### Brief
Leave out the pictures and repeat exactly the lines from the one containing "Serialize everything readable" through the end of the records.
╭─ Exercise data
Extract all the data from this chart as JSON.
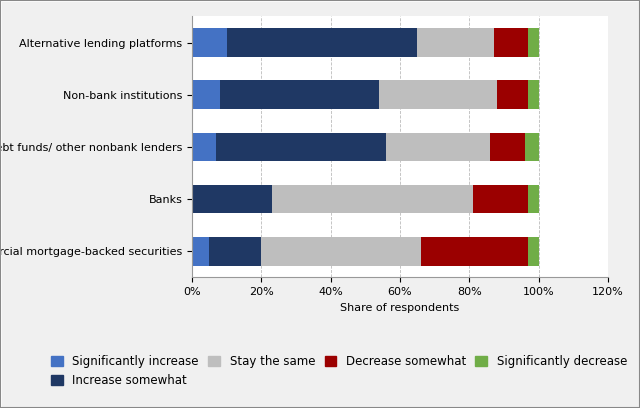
{
  "categories": [
    "Alternative lending platforms",
    "Non-bank institutions",
    "Debt funds/ other nonbank lenders",
    "Banks",
    "Commercial mortgage-backed securities"
  ],
  "series": {
    "Significantly increase": [
      10,
      8,
      7,
      0,
      5
    ],
    "Increase somewhat": [
      55,
      46,
      49,
      23,
      15
    ],
    "Stay the same": [
      22,
      34,
      30,
      58,
      46
    ],
    "Decrease somewhat": [
      10,
      9,
      10,
      16,
      31
    ],
    "Significantly decrease": [
      3,
      3,
      4,
      3,
      3
    ]
  },
  "colors": {
    "Significantly increase": "#4472C4",
    "Increase somewhat": "#1F3864",
    "Stay the same": "#BEBEBE",
    "Decrease somewhat": "#9B0000",
    "Significantly decrease": "#70AD47"
  },
  "xlabel": "Share of respondents",
  "xlim": [
    0,
    120
  ],
  "xticks": [
    0,
    20,
    40,
    60,
    80,
    100,
    120
  ],
  "xtick_labels": [
    "0%",
    "20%",
    "40%",
    "60%",
    "80%",
    "100%",
    "120%"
  ],
  "fig_bg": "#F0F0F0",
  "plot_bg": "#FFFFFF",
  "bar_height": 0.55,
  "tick_fontsize": 8,
  "legend_fontsize": 8.5,
  "label_fontsize": 8
}
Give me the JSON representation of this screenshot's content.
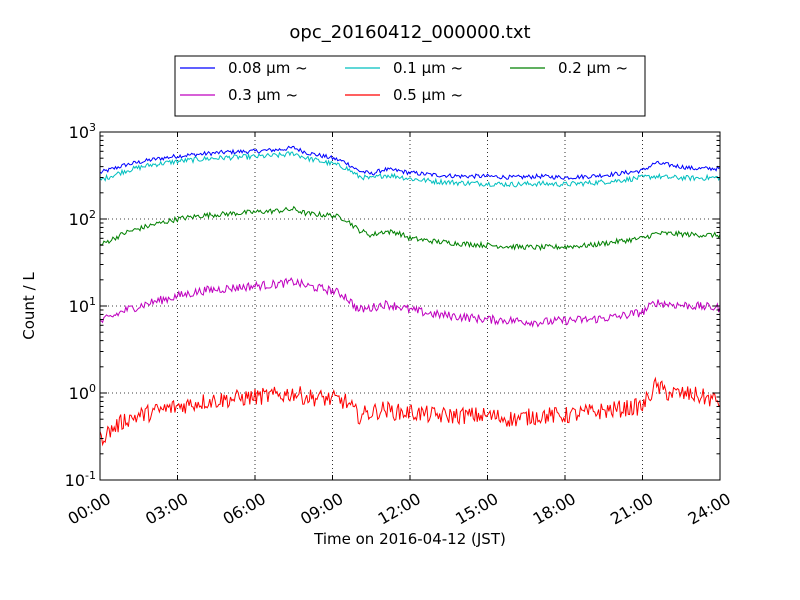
{
  "chart_data": {
    "type": "line",
    "title": "opc_20160412_000000.txt",
    "xlabel": "Time on 2016-04-12 (JST)",
    "ylabel": "Count / L",
    "xlim": [
      0,
      24
    ],
    "ylim": [
      0.1,
      1000
    ],
    "yscale": "log",
    "grid": true,
    "legend_position": "top",
    "x_ticks": [
      {
        "value": 0,
        "label": "00:00"
      },
      {
        "value": 3,
        "label": "03:00"
      },
      {
        "value": 6,
        "label": "06:00"
      },
      {
        "value": 9,
        "label": "09:00"
      },
      {
        "value": 12,
        "label": "12:00"
      },
      {
        "value": 15,
        "label": "15:00"
      },
      {
        "value": 18,
        "label": "18:00"
      },
      {
        "value": 21,
        "label": "21:00"
      },
      {
        "value": 24,
        "label": "24:00"
      }
    ],
    "y_ticks": [
      {
        "value": 0.1,
        "base": "10",
        "exp": "-1"
      },
      {
        "value": 1,
        "base": "10",
        "exp": "0"
      },
      {
        "value": 10,
        "base": "10",
        "exp": "1"
      },
      {
        "value": 100,
        "base": "10",
        "exp": "2"
      },
      {
        "value": 1000,
        "base": "10",
        "exp": "3"
      }
    ],
    "x": [
      0,
      1,
      2,
      3,
      4,
      5,
      6,
      7,
      7.5,
      8,
      9,
      9.5,
      10,
      10.5,
      11,
      11.5,
      12,
      13,
      14,
      15,
      16,
      17,
      18,
      19,
      20,
      21,
      21.5,
      22,
      23,
      24
    ],
    "series": [
      {
        "name": "0.08 μm ~",
        "color": "#0000ff",
        "values": [
          340,
          420,
          480,
          530,
          560,
          590,
          600,
          630,
          660,
          580,
          500,
          450,
          360,
          330,
          370,
          360,
          340,
          320,
          310,
          310,
          300,
          310,
          300,
          310,
          330,
          360,
          440,
          420,
          380,
          380
        ]
      },
      {
        "name": "0.1 μm ~",
        "color": "#00bfbf",
        "values": [
          280,
          360,
          420,
          460,
          490,
          510,
          520,
          540,
          570,
          500,
          430,
          390,
          310,
          290,
          320,
          310,
          290,
          270,
          260,
          255,
          250,
          255,
          250,
          260,
          275,
          300,
          310,
          300,
          295,
          300
        ]
      },
      {
        "name": "0.2 μm ~",
        "color": "#008000",
        "values": [
          50,
          70,
          85,
          100,
          110,
          115,
          120,
          125,
          130,
          115,
          110,
          100,
          75,
          65,
          72,
          70,
          60,
          55,
          52,
          50,
          48,
          47,
          48,
          50,
          55,
          60,
          68,
          68,
          66,
          65
        ]
      },
      {
        "name": "0.3 μm ~",
        "color": "#bf00bf",
        "values": [
          6.5,
          9,
          11,
          13,
          15,
          16,
          17,
          18,
          19,
          17,
          15,
          13,
          9,
          9.5,
          10.5,
          10,
          9,
          8,
          7.5,
          7,
          6.8,
          6.5,
          6.8,
          7,
          7.5,
          8.5,
          11,
          10.5,
          10,
          9.5
        ]
      },
      {
        "name": "0.5 μm ~",
        "color": "#ff0000",
        "values": [
          0.3,
          0.5,
          0.6,
          0.7,
          0.8,
          0.85,
          0.9,
          0.95,
          1.0,
          0.9,
          0.85,
          0.8,
          0.55,
          0.6,
          0.65,
          0.6,
          0.6,
          0.55,
          0.55,
          0.55,
          0.5,
          0.55,
          0.55,
          0.6,
          0.65,
          0.7,
          1.2,
          1.0,
          0.95,
          0.8
        ]
      }
    ]
  }
}
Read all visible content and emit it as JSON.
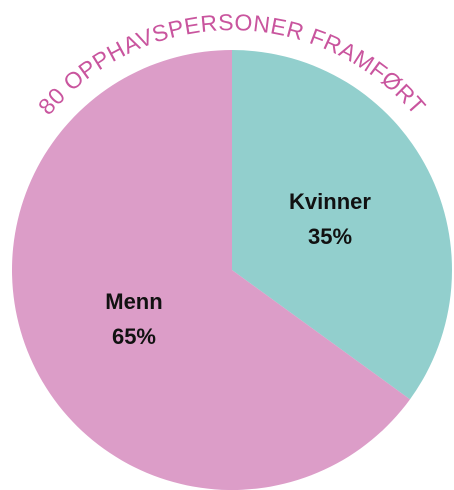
{
  "chart_data": {
    "type": "pie",
    "title": "80 OPPHAVSPERSONER FRAMFØRT",
    "categories": [
      "Kvinner",
      "Menn"
    ],
    "values": [
      35,
      65
    ],
    "value_labels": [
      "35%",
      "65%"
    ],
    "colors": [
      "#92cfcd",
      "#dc9dc8"
    ]
  }
}
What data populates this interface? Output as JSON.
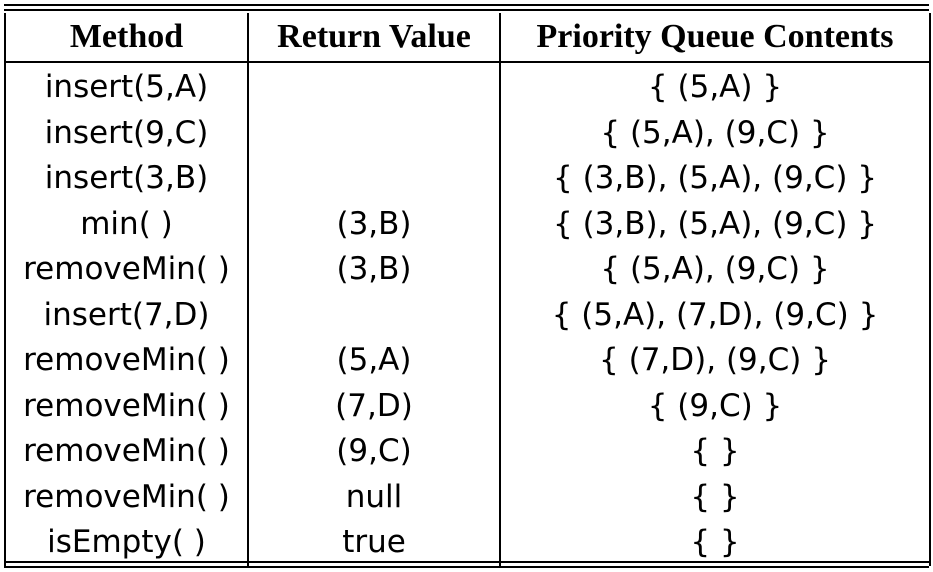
{
  "table": {
    "headers": [
      "Method",
      "Return Value",
      "Priority Queue Contents"
    ],
    "rows": [
      {
        "method": "insert(5,A)",
        "return": "",
        "contents": "{ (5,A) }"
      },
      {
        "method": "insert(9,C)",
        "return": "",
        "contents": "{ (5,A), (9,C) }"
      },
      {
        "method": "insert(3,B)",
        "return": "",
        "contents": "{ (3,B), (5,A), (9,C) }"
      },
      {
        "method": "min( )",
        "return": "(3,B)",
        "contents": "{ (3,B), (5,A), (9,C) }"
      },
      {
        "method": "removeMin( )",
        "return": "(3,B)",
        "contents": "{ (5,A), (9,C) }"
      },
      {
        "method": "insert(7,D)",
        "return": "",
        "contents": "{ (5,A), (7,D), (9,C) }"
      },
      {
        "method": "removeMin( )",
        "return": "(5,A)",
        "contents": "{ (7,D), (9,C) }"
      },
      {
        "method": "removeMin( )",
        "return": "(7,D)",
        "contents": "{ (9,C) }"
      },
      {
        "method": "removeMin( )",
        "return": "(9,C)",
        "contents": "{   }"
      },
      {
        "method": "removeMin( )",
        "return": "null",
        "contents": "{   }"
      },
      {
        "method": "isEmpty( )",
        "return": "true",
        "contents": "{   }"
      }
    ]
  }
}
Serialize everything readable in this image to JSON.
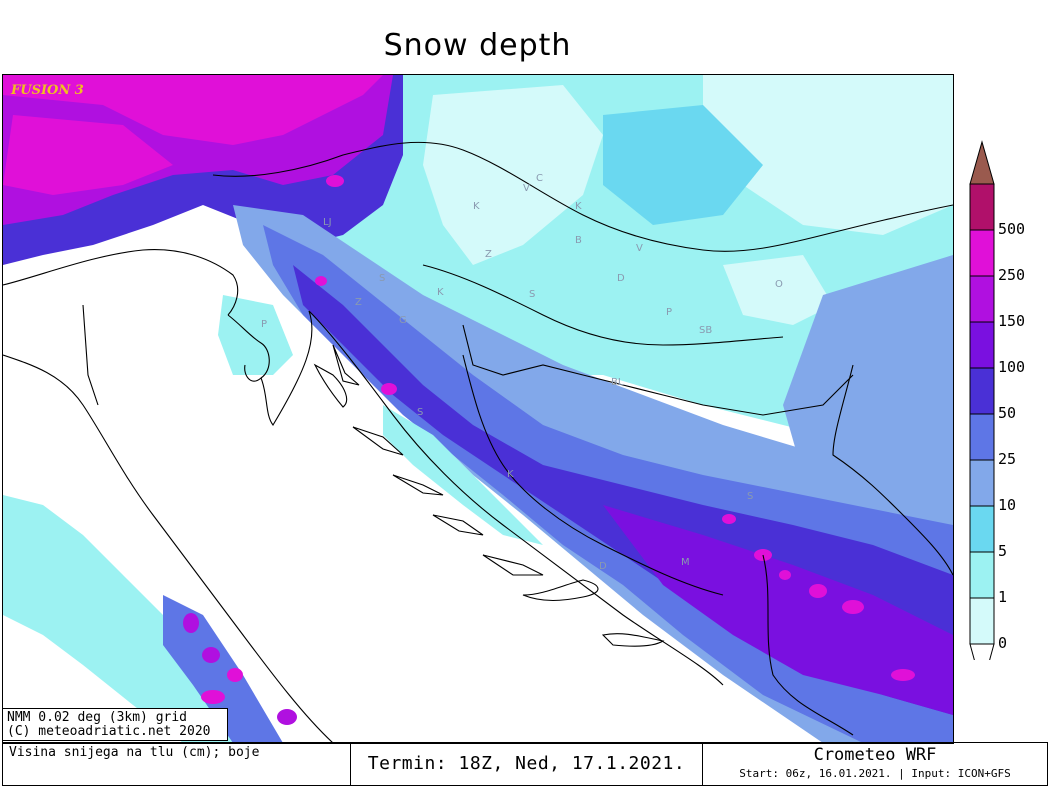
{
  "title": "Snow depth",
  "model_tag": "FUSION 3",
  "grid_info": {
    "line1": "NMM 0.02 deg (3km) grid",
    "line2": "(C) meteoadriatic.net 2020"
  },
  "footer": {
    "variable": "Visina snijega na tlu (cm); boje",
    "termin": "Termin: 18Z, Ned, 17.1.2021.",
    "brand": "Crometeo WRF",
    "start": "Start: 06z, 16.01.2021. | Input: ICON+GFS"
  },
  "legend": {
    "levels": [
      "0",
      "1",
      "5",
      "10",
      "25",
      "50",
      "100",
      "150",
      "250",
      "500"
    ],
    "colors": [
      "#d4fafa",
      "#9cf2f2",
      "#6ad8f0",
      "#82a8ea",
      "#5e76e6",
      "#4a30d6",
      "#7a10e0",
      "#b010e0",
      "#e010d8",
      "#b0106a",
      "#9a5a4e"
    ]
  },
  "place_labels": [
    "C",
    "V",
    "K",
    "K",
    "B",
    "Z",
    "LJ",
    "K",
    "S",
    "D",
    "V",
    "O",
    "P",
    "G",
    "P",
    "SB",
    "BL",
    "Z",
    "K",
    "S",
    "S",
    "M",
    "S",
    "D"
  ],
  "colors": {
    "very_light": "#d4fafa",
    "light_cyan": "#9cf2f2",
    "cyan": "#6ad8f0",
    "steel": "#82a8ea",
    "blue": "#5e76e6",
    "indigo": "#4a30d6",
    "violet": "#7a10e0",
    "purple": "#b010e0",
    "magenta": "#e010d8"
  }
}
╰─
### Exercise output
Serialize everything readable in this image to JSON.
{
  "title": "Snow depth",
  "model_tag": "FUSION 3",
  "grid_info": {
    "line1": "NMM 0.02 deg (3km) grid",
    "line2": "(C) meteoadriatic.net 2020"
  },
  "footer": {
    "variable": "Visina snijega na tlu (cm); boje",
    "termin": "Termin: 18Z, Ned, 17.1.2021.",
    "brand": "Crometeo WRF",
    "start": "Start: 06z, 16.01.2021. | Input: ICON+GFS"
  },
  "legend": {
    "levels": [
      "0",
      "1",
      "5",
      "10",
      "25",
      "50",
      "100",
      "150",
      "250",
      "500"
    ],
    "colors": [
      "#d4fafa",
      "#9cf2f2",
      "#6ad8f0",
      "#82a8ea",
      "#5e76e6",
      "#4a30d6",
      "#7a10e0",
      "#b010e0",
      "#e010d8",
      "#b0106a",
      "#9a5a4e"
    ]
  },
  "place_labels": [
    "C",
    "V",
    "K",
    "K",
    "B",
    "Z",
    "LJ",
    "K",
    "S",
    "D",
    "V",
    "O",
    "P",
    "G",
    "P",
    "SB",
    "BL",
    "Z",
    "K",
    "S",
    "S",
    "M",
    "S",
    "D"
  ],
  "colors": {
    "very_light": "#d4fafa",
    "light_cyan": "#9cf2f2",
    "cyan": "#6ad8f0",
    "steel": "#82a8ea",
    "blue": "#5e76e6",
    "indigo": "#4a30d6",
    "violet": "#7a10e0",
    "purple": "#b010e0",
    "magenta": "#e010d8"
  }
}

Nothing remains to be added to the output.